§ Exercise inputs:
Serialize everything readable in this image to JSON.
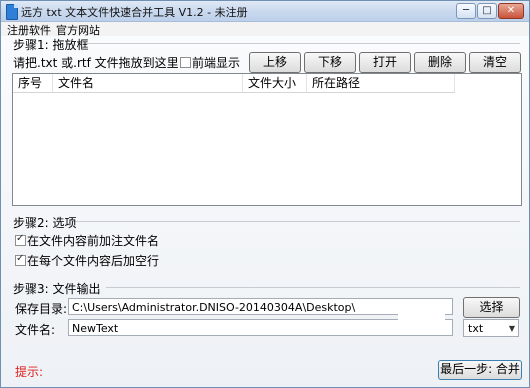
{
  "window": {
    "title": "远方 txt 文本文件快速合并工具 V1.2 - 未注册",
    "controls": {
      "minimize": "─",
      "maximize": "□",
      "close": "✕"
    }
  },
  "menu": {
    "items": [
      "注册软件",
      "官方网站"
    ]
  },
  "step1": {
    "label": "步骤1: 拖放框",
    "hint": "请把.txt 或.rtf 文件拖放到这里!",
    "front_label": "前端显示",
    "front_checked": false,
    "buttons": {
      "up": "上移",
      "down": "下移",
      "open": "打开",
      "delete": "删除",
      "clear": "清空"
    },
    "columns": [
      "序号",
      "文件名",
      "文件大小",
      "所在路径"
    ],
    "rows": []
  },
  "step2": {
    "label": "步骤2: 选项",
    "option1": "在文件内容前加注文件名",
    "option1_checked": true,
    "option2": "在每个文件内容后加空行",
    "option2_checked": true
  },
  "step3": {
    "label": "步骤3: 文件输出",
    "save_dir_label": "保存目录:",
    "save_dir_value": "C:\\Users\\Administrator.DNISO-20140304A\\Desktop\\",
    "browse_button": "选择",
    "filename_label": "文件名:",
    "filename_value": "NewText",
    "ext_value": "txt"
  },
  "footer": {
    "tip_label": "提示:",
    "merge_button": "最后一步: 合并"
  }
}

§ Requirements:
In the copy, include no pictures; restate the listing above exactly.

§ Task solution:
Serialize everything readable in this image to JSON.
{
  "window": {
    "title": "远方 txt 文本文件快速合并工具 V1.2 - 未注册",
    "controls": {
      "minimize": "─",
      "maximize": "□",
      "close": "✕"
    }
  },
  "menu": {
    "items": [
      "注册软件",
      "官方网站"
    ]
  },
  "step1": {
    "label": "步骤1: 拖放框",
    "hint": "请把.txt 或.rtf 文件拖放到这里!",
    "front_label": "前端显示",
    "front_checked": false,
    "buttons": {
      "up": "上移",
      "down": "下移",
      "open": "打开",
      "delete": "删除",
      "clear": "清空"
    },
    "columns": [
      "序号",
      "文件名",
      "文件大小",
      "所在路径"
    ],
    "rows": []
  },
  "step2": {
    "label": "步骤2: 选项",
    "option1": "在文件内容前加注文件名",
    "option1_checked": true,
    "option2": "在每个文件内容后加空行",
    "option2_checked": true
  },
  "step3": {
    "label": "步骤3: 文件输出",
    "save_dir_label": "保存目录:",
    "save_dir_value": "C:\\Users\\Administrator.DNISO-20140304A\\Desktop\\",
    "browse_button": "选择",
    "filename_label": "文件名:",
    "filename_value": "NewText",
    "ext_value": "txt"
  },
  "footer": {
    "tip_label": "提示:",
    "merge_button": "最后一步: 合并"
  }
}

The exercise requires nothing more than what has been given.